#### Aim of the task:
Give the number of lines in this listing that contain "wprowadziłeś", with no other words.

— Start Exercise data —

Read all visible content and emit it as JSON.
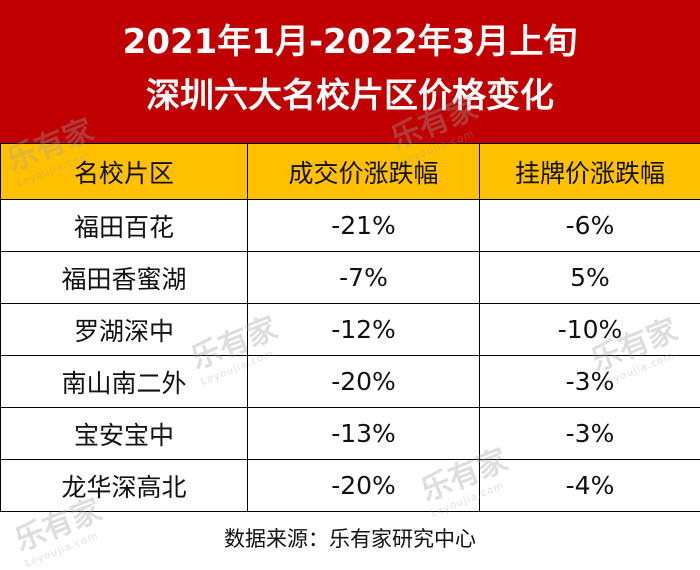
{
  "title": {
    "line1": "2021年1月-2022年3月上旬",
    "line2": "深圳六大名校片区价格变化"
  },
  "chart_data": {
    "type": "table",
    "columns": [
      "名校片区",
      "成交价涨跌幅",
      "挂牌价涨跌幅"
    ],
    "rows": [
      [
        "福田百花",
        "-21%",
        "-6%"
      ],
      [
        "福田香蜜湖",
        "-7%",
        "5%"
      ],
      [
        "罗湖深中",
        "-12%",
        "-10%"
      ],
      [
        "南山南二外",
        "-20%",
        "-3%"
      ],
      [
        "宝安宝中",
        "-13%",
        "-3%"
      ],
      [
        "龙华深高北",
        "-20%",
        "-4%"
      ]
    ]
  },
  "source": "数据来源：乐有家研究中心",
  "watermark": {
    "brand": "乐有家",
    "url": "Leyoujia.com"
  },
  "colors": {
    "title_bg": "#c00000",
    "header_bg": "#ffc000",
    "title_text": "#ffffff"
  }
}
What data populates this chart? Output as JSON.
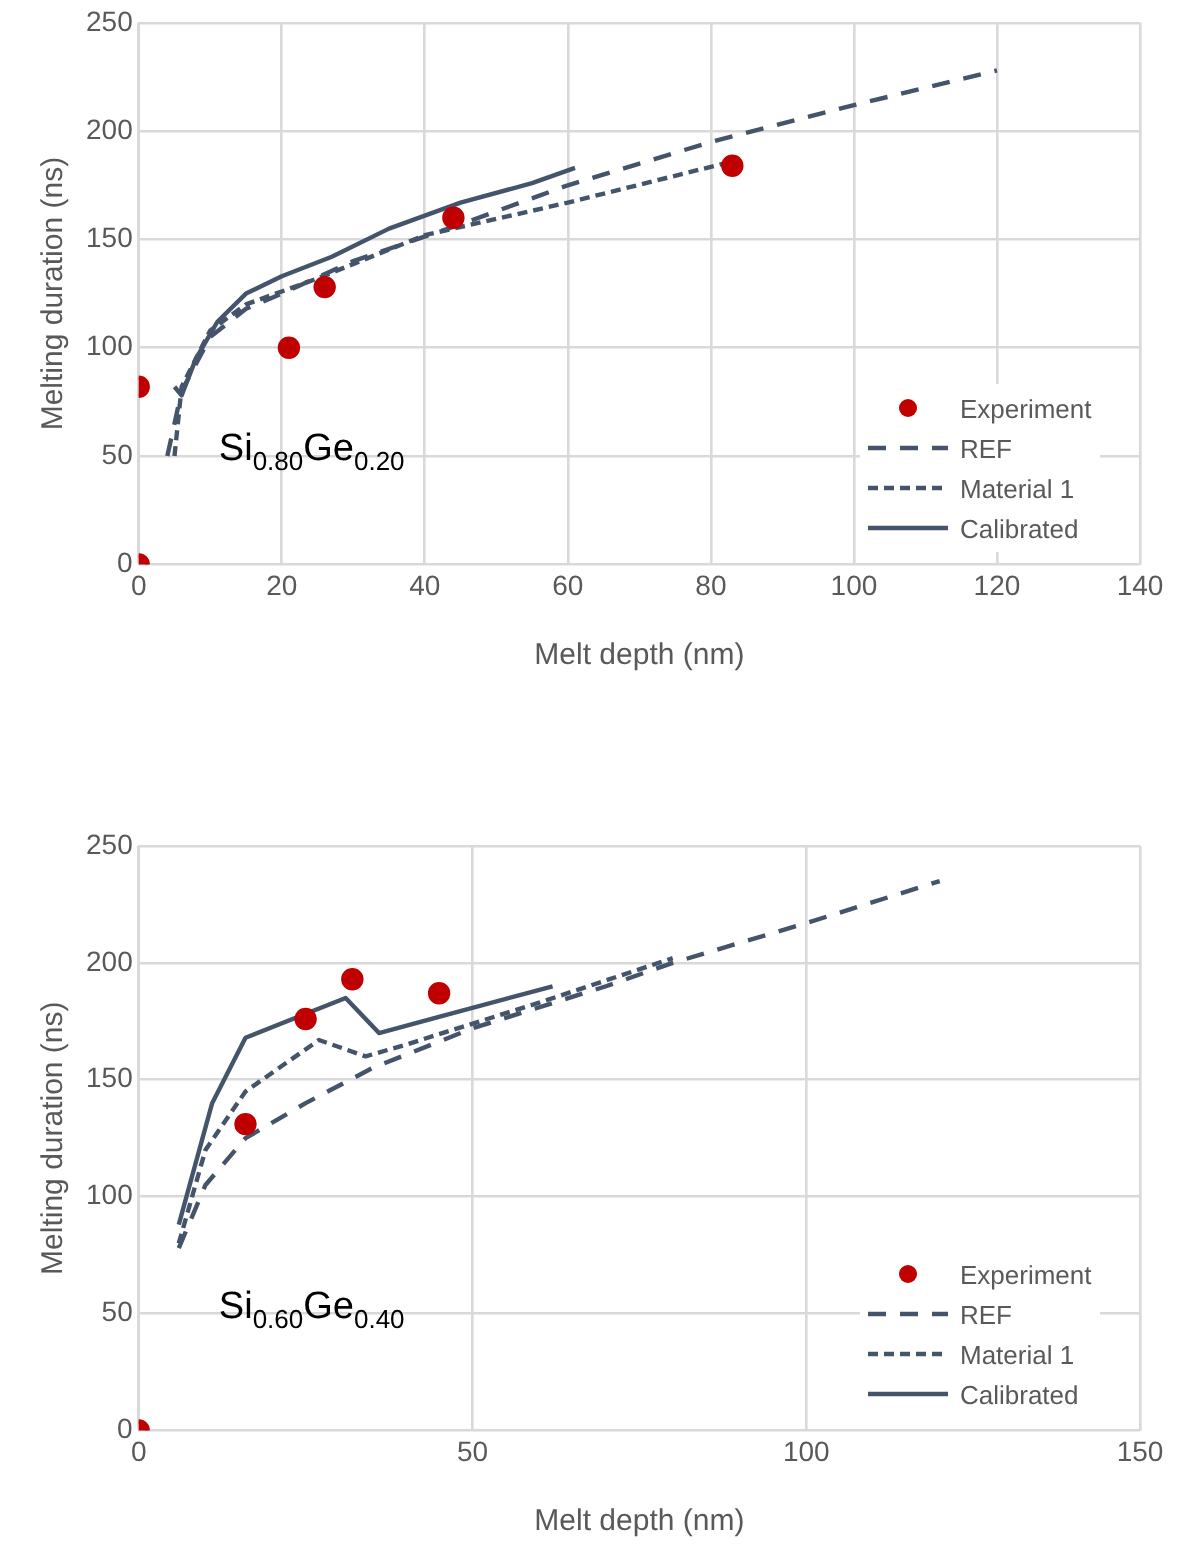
{
  "chart_data": [
    {
      "type": "line",
      "xlabel": "Melt depth (nm)",
      "ylabel": "Melting duration (ns)",
      "annotations": [
        "Si$_{0.80}$Ge$_{0.20}$"
      ],
      "xlim": [
        0,
        140
      ],
      "xticks": [
        0,
        20,
        40,
        60,
        80,
        100,
        120,
        140
      ],
      "ylim": [
        0,
        250
      ],
      "yticks": [
        0,
        50,
        100,
        150,
        200,
        250
      ],
      "grid": true,
      "legend": "bottom right",
      "series": [
        {
          "name": "Experiment",
          "type": "scatter",
          "marker": "circle",
          "color": "#c00000",
          "x": [
            0,
            0,
            21,
            26,
            44,
            83
          ],
          "values": [
            82,
            0,
            100,
            128,
            160,
            184
          ]
        },
        {
          "name": "REF",
          "type": "line",
          "line_style": "dashed",
          "marker": "none",
          "color": "#44546a",
          "x": [
            4,
            6,
            10,
            15,
            20,
            30,
            45,
            60,
            80,
            100,
            120
          ],
          "values": [
            50,
            80,
            105,
            118,
            125,
            140,
            157,
            175,
            195,
            212,
            228
          ]
        },
        {
          "name": "Material 1",
          "type": "line",
          "line_style": "dotted",
          "marker": "none",
          "color": "#44546a",
          "x": [
            5,
            6,
            10,
            15,
            25,
            40,
            60,
            83
          ],
          "values": [
            50,
            82,
            108,
            120,
            132,
            152,
            167,
            186
          ]
        },
        {
          "name": "Calibrated",
          "type": "line",
          "line_style": "solid",
          "marker": "none",
          "color": "#44546a",
          "x": [
            5,
            6,
            8,
            11,
            15,
            20,
            27,
            35,
            45,
            55,
            61
          ],
          "values": [
            82,
            78,
            95,
            112,
            125,
            133,
            142,
            155,
            167,
            176,
            183
          ]
        }
      ]
    },
    {
      "type": "line",
      "xlabel": "Melt depth (nm)",
      "ylabel": "Melting duration (ns)",
      "annotations": [
        "Si$_{0.60}$Ge$_{0.40}$"
      ],
      "xlim": [
        0,
        150
      ],
      "xticks": [
        0,
        50,
        100,
        150
      ],
      "ylim": [
        0,
        250
      ],
      "yticks": [
        0,
        50,
        100,
        150,
        200,
        250
      ],
      "grid": true,
      "legend": "bottom right",
      "series": [
        {
          "name": "Experiment",
          "type": "scatter",
          "marker": "circle",
          "color": "#c00000",
          "x": [
            0,
            16,
            25,
            32,
            45
          ],
          "values": [
            0,
            131,
            176,
            193,
            187
          ]
        },
        {
          "name": "REF",
          "type": "line",
          "line_style": "dashed",
          "marker": "none",
          "color": "#44546a",
          "x": [
            6,
            10,
            16,
            25,
            35,
            50,
            70,
            80,
            100,
            120
          ],
          "values": [
            78,
            105,
            125,
            140,
            155,
            172,
            190,
            200,
            217,
            235
          ]
        },
        {
          "name": "Material 1",
          "type": "line",
          "line_style": "dotted",
          "marker": "none",
          "color": "#44546a",
          "x": [
            6,
            10,
            16,
            27,
            34,
            40,
            60,
            80
          ],
          "values": [
            80,
            120,
            145,
            167,
            160,
            165,
            183,
            202
          ]
        },
        {
          "name": "Calibrated",
          "type": "line",
          "line_style": "solid",
          "marker": "none",
          "color": "#44546a",
          "x": [
            6,
            11,
            16,
            31,
            36,
            62
          ],
          "values": [
            88,
            140,
            168,
            185,
            170,
            190
          ]
        }
      ]
    }
  ]
}
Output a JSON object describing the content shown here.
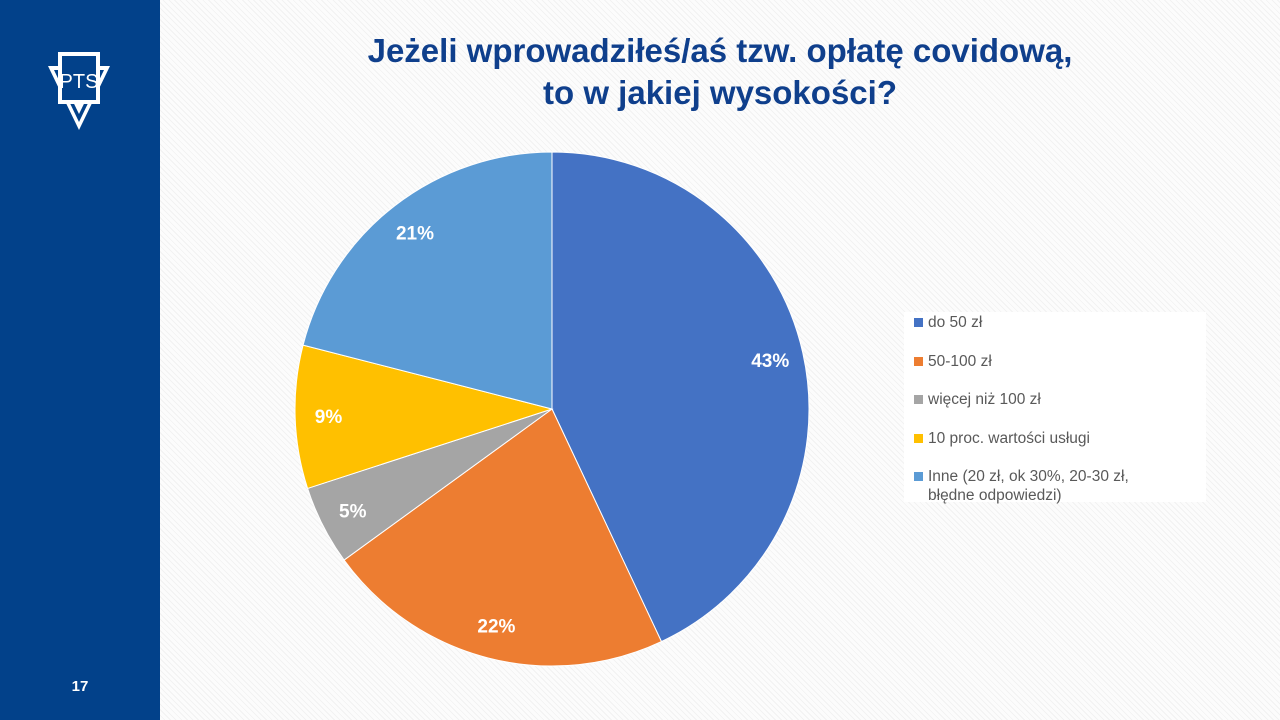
{
  "slide": {
    "page_number": "17",
    "logo_text": "PTS",
    "title_line1": "Jeżeli wprowadziłeś/aś tzw. opłatę covidową,",
    "title_line2": "to w jakiej wysokości?"
  },
  "colors": {
    "sidebar": "#02418a",
    "title": "#0f3f8c"
  },
  "chart_data": {
    "type": "pie",
    "title": "Jeżeli wprowadziłeś/aś tzw. opłatę covidową, to w jakiej wysokości?",
    "categories": [
      "do 50 zł",
      "50-100 zł",
      "więcej niż 100 zł",
      "10 proc. wartości usługi",
      "Inne (20 zł, ok 30%, 20-30 zł, błędne odpowiedzi)"
    ],
    "values": [
      43,
      22,
      5,
      9,
      21
    ],
    "labels": [
      "43%",
      "22%",
      "5%",
      "9%",
      "21%"
    ],
    "colors": [
      "#4472c4",
      "#ed7d31",
      "#a5a5a5",
      "#ffc000",
      "#5b9bd5"
    ],
    "legend_position": "right",
    "legend_lines": [
      [
        "do 50 zł"
      ],
      [
        "50-100 zł"
      ],
      [
        "więcej niż 100 zł"
      ],
      [
        "10 proc. wartości usługi"
      ],
      [
        "Inne (20 zł, ok 30%, 20-30 zł,",
        "błędne odpowiedzi)"
      ]
    ]
  }
}
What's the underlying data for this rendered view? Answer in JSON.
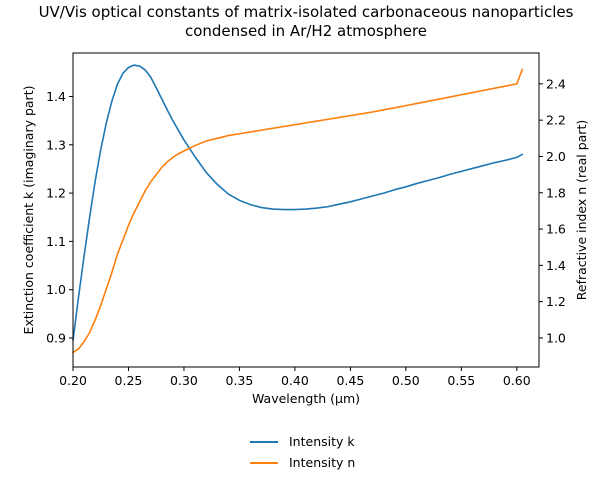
{
  "chart_data": {
    "type": "line",
    "title_lines": [
      "UV/Vis optical constants of matrix-isolated carbonaceous nanoparticles",
      "condensed in Ar/H2 atmosphere"
    ],
    "xlabel": "Wavelength (μm)",
    "ylabel_left": "Extinction coefficient k (imaginary part)",
    "ylabel_right": "Refractive index n (real part)",
    "xlim": [
      0.2,
      0.62
    ],
    "ylim_left": [
      0.84,
      1.49
    ],
    "ylim_right": [
      0.84,
      2.57
    ],
    "x_ticks": [
      "0.20",
      "0.25",
      "0.30",
      "0.35",
      "0.40",
      "0.45",
      "0.50",
      "0.55",
      "0.60"
    ],
    "y_ticks_left": [
      "0.9",
      "1.0",
      "1.1",
      "1.2",
      "1.3",
      "1.4"
    ],
    "y_ticks_right": [
      "1.0",
      "1.2",
      "1.4",
      "1.6",
      "1.8",
      "2.0",
      "2.2",
      "2.4"
    ],
    "legend_position": "bottom-center",
    "grid": false,
    "series": [
      {
        "name": "Intensity k",
        "axis": "left",
        "color": "#1f77b4",
        "x": [
          0.2,
          0.205,
          0.21,
          0.215,
          0.22,
          0.225,
          0.23,
          0.235,
          0.24,
          0.245,
          0.25,
          0.255,
          0.26,
          0.265,
          0.27,
          0.275,
          0.28,
          0.285,
          0.29,
          0.295,
          0.3,
          0.31,
          0.32,
          0.33,
          0.34,
          0.35,
          0.36,
          0.37,
          0.38,
          0.39,
          0.4,
          0.41,
          0.42,
          0.43,
          0.44,
          0.45,
          0.46,
          0.47,
          0.48,
          0.49,
          0.5,
          0.51,
          0.52,
          0.53,
          0.54,
          0.55,
          0.56,
          0.57,
          0.58,
          0.59,
          0.6,
          0.605
        ],
        "y": [
          0.895,
          0.985,
          1.07,
          1.15,
          1.225,
          1.29,
          1.345,
          1.39,
          1.425,
          1.448,
          1.46,
          1.465,
          1.463,
          1.455,
          1.44,
          1.418,
          1.395,
          1.372,
          1.35,
          1.33,
          1.31,
          1.275,
          1.243,
          1.218,
          1.198,
          1.185,
          1.176,
          1.17,
          1.167,
          1.166,
          1.166,
          1.167,
          1.169,
          1.172,
          1.177,
          1.182,
          1.188,
          1.194,
          1.2,
          1.207,
          1.213,
          1.22,
          1.226,
          1.232,
          1.239,
          1.245,
          1.251,
          1.257,
          1.263,
          1.268,
          1.274,
          1.28
        ]
      },
      {
        "name": "Intensity n",
        "axis": "right",
        "color": "#ff7f0e",
        "x": [
          0.2,
          0.205,
          0.21,
          0.215,
          0.22,
          0.225,
          0.23,
          0.235,
          0.24,
          0.245,
          0.25,
          0.255,
          0.26,
          0.265,
          0.27,
          0.275,
          0.28,
          0.285,
          0.29,
          0.295,
          0.3,
          0.31,
          0.32,
          0.33,
          0.34,
          0.35,
          0.36,
          0.37,
          0.38,
          0.39,
          0.4,
          0.41,
          0.42,
          0.43,
          0.44,
          0.45,
          0.46,
          0.47,
          0.48,
          0.49,
          0.5,
          0.51,
          0.52,
          0.53,
          0.54,
          0.55,
          0.56,
          0.57,
          0.58,
          0.59,
          0.6,
          0.605
        ],
        "y": [
          0.92,
          0.94,
          0.98,
          1.03,
          1.1,
          1.18,
          1.27,
          1.36,
          1.46,
          1.54,
          1.62,
          1.69,
          1.75,
          1.81,
          1.86,
          1.9,
          1.94,
          1.97,
          1.995,
          2.015,
          2.03,
          2.06,
          2.085,
          2.1,
          2.115,
          2.125,
          2.135,
          2.145,
          2.155,
          2.165,
          2.175,
          2.185,
          2.195,
          2.205,
          2.215,
          2.225,
          2.235,
          2.245,
          2.257,
          2.268,
          2.28,
          2.292,
          2.304,
          2.316,
          2.328,
          2.34,
          2.352,
          2.364,
          2.376,
          2.388,
          2.4,
          2.48
        ]
      }
    ]
  }
}
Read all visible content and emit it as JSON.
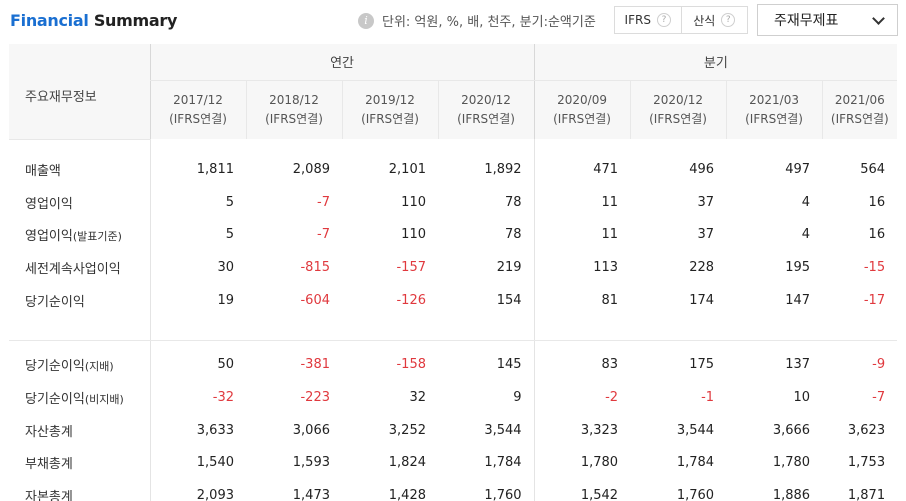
{
  "header": {
    "title_part1": "Financial",
    "title_part2": " Summary",
    "unit_text": "단위: 억원, %, 배, 천주, 분기:순액기준",
    "toggle": [
      {
        "label": "IFRS",
        "help": "?"
      },
      {
        "label": "산식",
        "help": "?"
      }
    ],
    "select_value": "주재무제표"
  },
  "table": {
    "row_header_label": "주요재무정보",
    "group_annual": "연간",
    "group_quarter": "분기",
    "columns": [
      {
        "date": "2017/12",
        "basis": "(IFRS연결)"
      },
      {
        "date": "2018/12",
        "basis": "(IFRS연결)"
      },
      {
        "date": "2019/12",
        "basis": "(IFRS연결)"
      },
      {
        "date": "2020/12",
        "basis": "(IFRS연결)"
      },
      {
        "date": "2020/09",
        "basis": "(IFRS연결)"
      },
      {
        "date": "2020/12",
        "basis": "(IFRS연결)"
      },
      {
        "date": "2021/03",
        "basis": "(IFRS연결)"
      },
      {
        "date": "2021/06",
        "basis": "(IFRS연결)"
      }
    ],
    "group1": [
      {
        "label": "매출액",
        "sub": "",
        "values": [
          "1,811",
          "2,089",
          "2,101",
          "1,892",
          "471",
          "496",
          "497",
          "564"
        ]
      },
      {
        "label": "영업이익",
        "sub": "",
        "values": [
          "5",
          "-7",
          "110",
          "78",
          "11",
          "37",
          "4",
          "16"
        ]
      },
      {
        "label": "영업이익",
        "sub": "(발표기준)",
        "values": [
          "5",
          "-7",
          "110",
          "78",
          "11",
          "37",
          "4",
          "16"
        ]
      },
      {
        "label": "세전계속사업이익",
        "sub": "",
        "values": [
          "30",
          "-815",
          "-157",
          "219",
          "113",
          "228",
          "195",
          "-15"
        ]
      },
      {
        "label": "당기순이익",
        "sub": "",
        "values": [
          "19",
          "-604",
          "-126",
          "154",
          "81",
          "174",
          "147",
          "-17"
        ]
      }
    ],
    "group2": [
      {
        "label": "당기순이익",
        "sub": "(지배)",
        "values": [
          "50",
          "-381",
          "-158",
          "145",
          "83",
          "175",
          "137",
          "-9"
        ]
      },
      {
        "label": "당기순이익",
        "sub": "(비지배)",
        "values": [
          "-32",
          "-223",
          "32",
          "9",
          "-2",
          "-1",
          "10",
          "-7"
        ]
      },
      {
        "label": "자산총계",
        "sub": "",
        "values": [
          "3,633",
          "3,066",
          "3,252",
          "3,544",
          "3,323",
          "3,544",
          "3,666",
          "3,623"
        ]
      },
      {
        "label": "부채총계",
        "sub": "",
        "values": [
          "1,540",
          "1,593",
          "1,824",
          "1,784",
          "1,780",
          "1,784",
          "1,780",
          "1,753"
        ]
      },
      {
        "label": "자본총계",
        "sub": "",
        "values": [
          "2,093",
          "1,473",
          "1,428",
          "1,760",
          "1,542",
          "1,760",
          "1,886",
          "1,871"
        ]
      }
    ]
  },
  "colors": {
    "title_accent": "#1a6fd1",
    "negative": "#e0393e",
    "header_bg": "#f7f7f7"
  }
}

— End Exercise data —

#### Result of the exercise:
2